Objective:
From the entries that follow, extract each line holding the string "racks".

Stored items:
>> Start

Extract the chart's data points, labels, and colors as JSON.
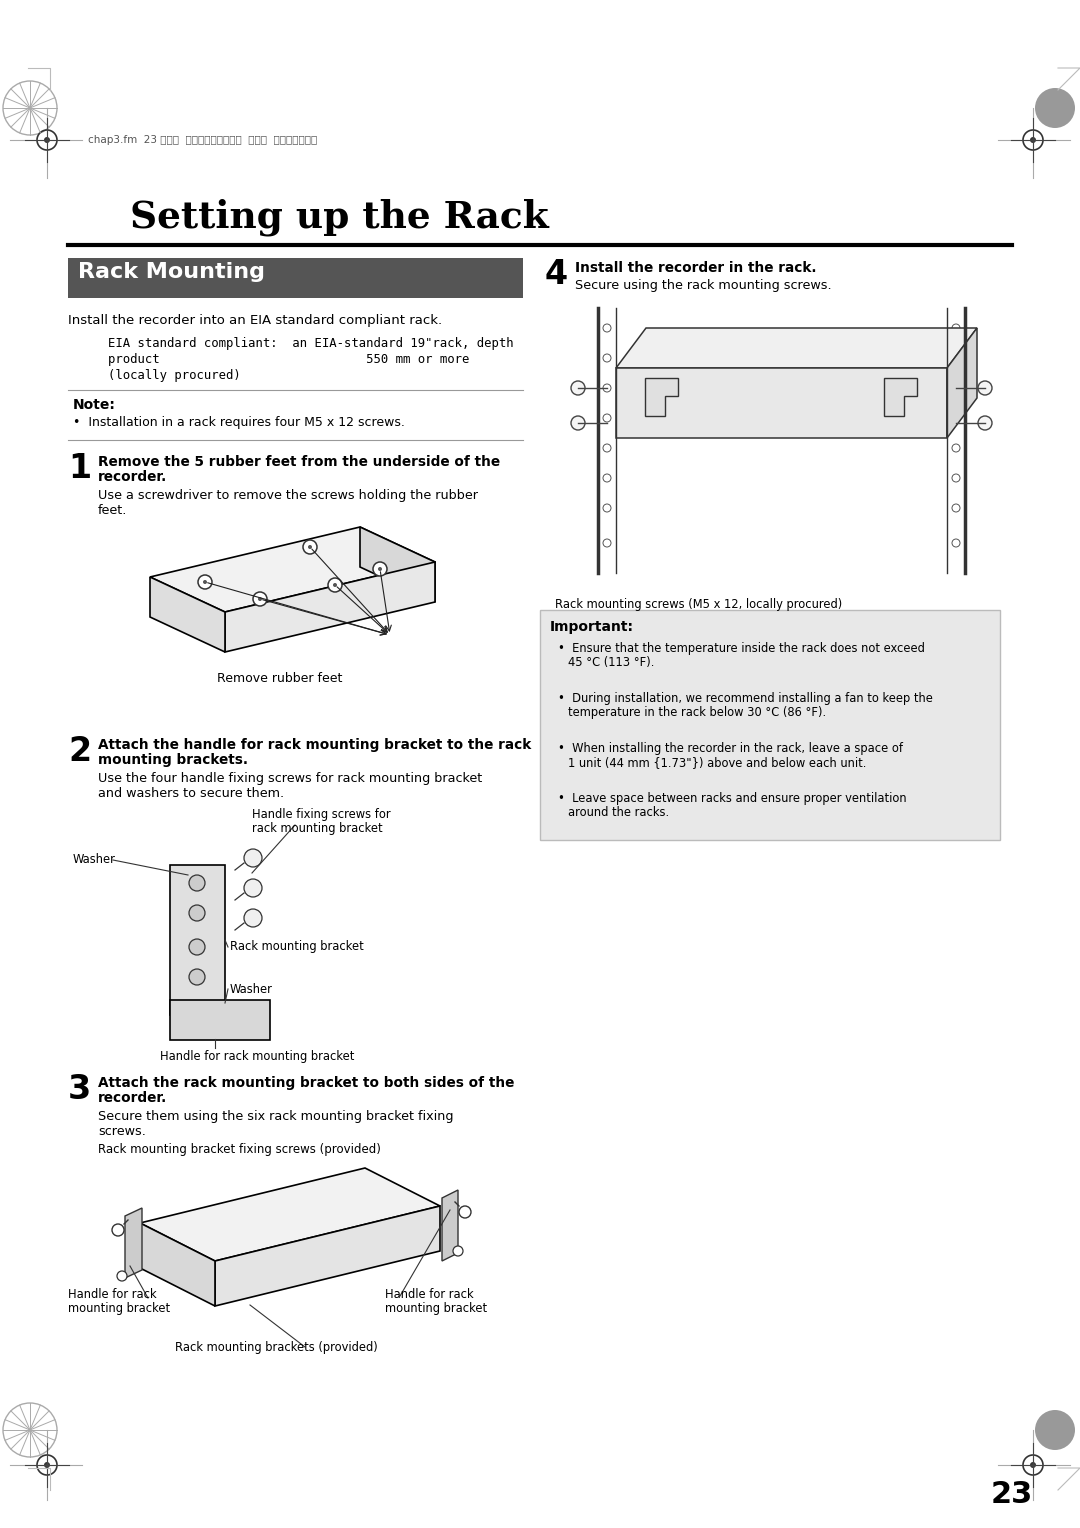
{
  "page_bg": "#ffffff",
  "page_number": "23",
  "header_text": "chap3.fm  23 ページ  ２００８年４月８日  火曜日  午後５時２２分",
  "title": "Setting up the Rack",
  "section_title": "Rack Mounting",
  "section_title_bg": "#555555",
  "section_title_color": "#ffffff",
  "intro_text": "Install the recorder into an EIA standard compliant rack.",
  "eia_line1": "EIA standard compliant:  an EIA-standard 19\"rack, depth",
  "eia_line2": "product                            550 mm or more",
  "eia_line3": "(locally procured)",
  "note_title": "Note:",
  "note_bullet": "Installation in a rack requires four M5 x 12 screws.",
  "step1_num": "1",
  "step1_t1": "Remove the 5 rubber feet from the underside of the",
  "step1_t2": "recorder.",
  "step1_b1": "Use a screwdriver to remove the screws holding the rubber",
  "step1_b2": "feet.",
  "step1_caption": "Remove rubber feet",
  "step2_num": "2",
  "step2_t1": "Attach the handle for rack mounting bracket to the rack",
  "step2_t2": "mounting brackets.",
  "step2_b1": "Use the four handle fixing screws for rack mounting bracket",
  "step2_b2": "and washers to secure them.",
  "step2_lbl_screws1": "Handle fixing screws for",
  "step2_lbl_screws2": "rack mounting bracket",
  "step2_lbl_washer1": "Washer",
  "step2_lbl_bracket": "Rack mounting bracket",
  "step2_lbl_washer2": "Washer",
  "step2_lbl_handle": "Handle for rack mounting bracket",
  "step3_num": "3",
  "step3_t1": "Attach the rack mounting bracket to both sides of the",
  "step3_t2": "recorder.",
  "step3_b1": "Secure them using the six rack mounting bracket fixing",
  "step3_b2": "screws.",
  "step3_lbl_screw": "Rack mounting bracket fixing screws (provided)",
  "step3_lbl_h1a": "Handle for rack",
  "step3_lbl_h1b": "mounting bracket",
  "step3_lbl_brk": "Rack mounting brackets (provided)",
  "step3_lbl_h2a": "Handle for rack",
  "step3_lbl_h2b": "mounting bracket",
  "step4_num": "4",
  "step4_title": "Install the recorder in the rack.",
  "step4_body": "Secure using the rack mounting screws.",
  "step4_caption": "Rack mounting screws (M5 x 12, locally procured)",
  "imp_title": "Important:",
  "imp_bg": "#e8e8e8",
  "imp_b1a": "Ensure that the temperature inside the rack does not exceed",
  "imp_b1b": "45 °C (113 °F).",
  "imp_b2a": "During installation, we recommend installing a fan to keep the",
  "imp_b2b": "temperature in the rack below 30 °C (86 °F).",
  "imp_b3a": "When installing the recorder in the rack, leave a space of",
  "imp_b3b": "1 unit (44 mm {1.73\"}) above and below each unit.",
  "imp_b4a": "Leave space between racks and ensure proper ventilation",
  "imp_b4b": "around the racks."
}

>> End

Result of the task:
  "imp_b4a": "Leave space between racks and ensure proper ventilation",
  "imp_b4b": "around the racks."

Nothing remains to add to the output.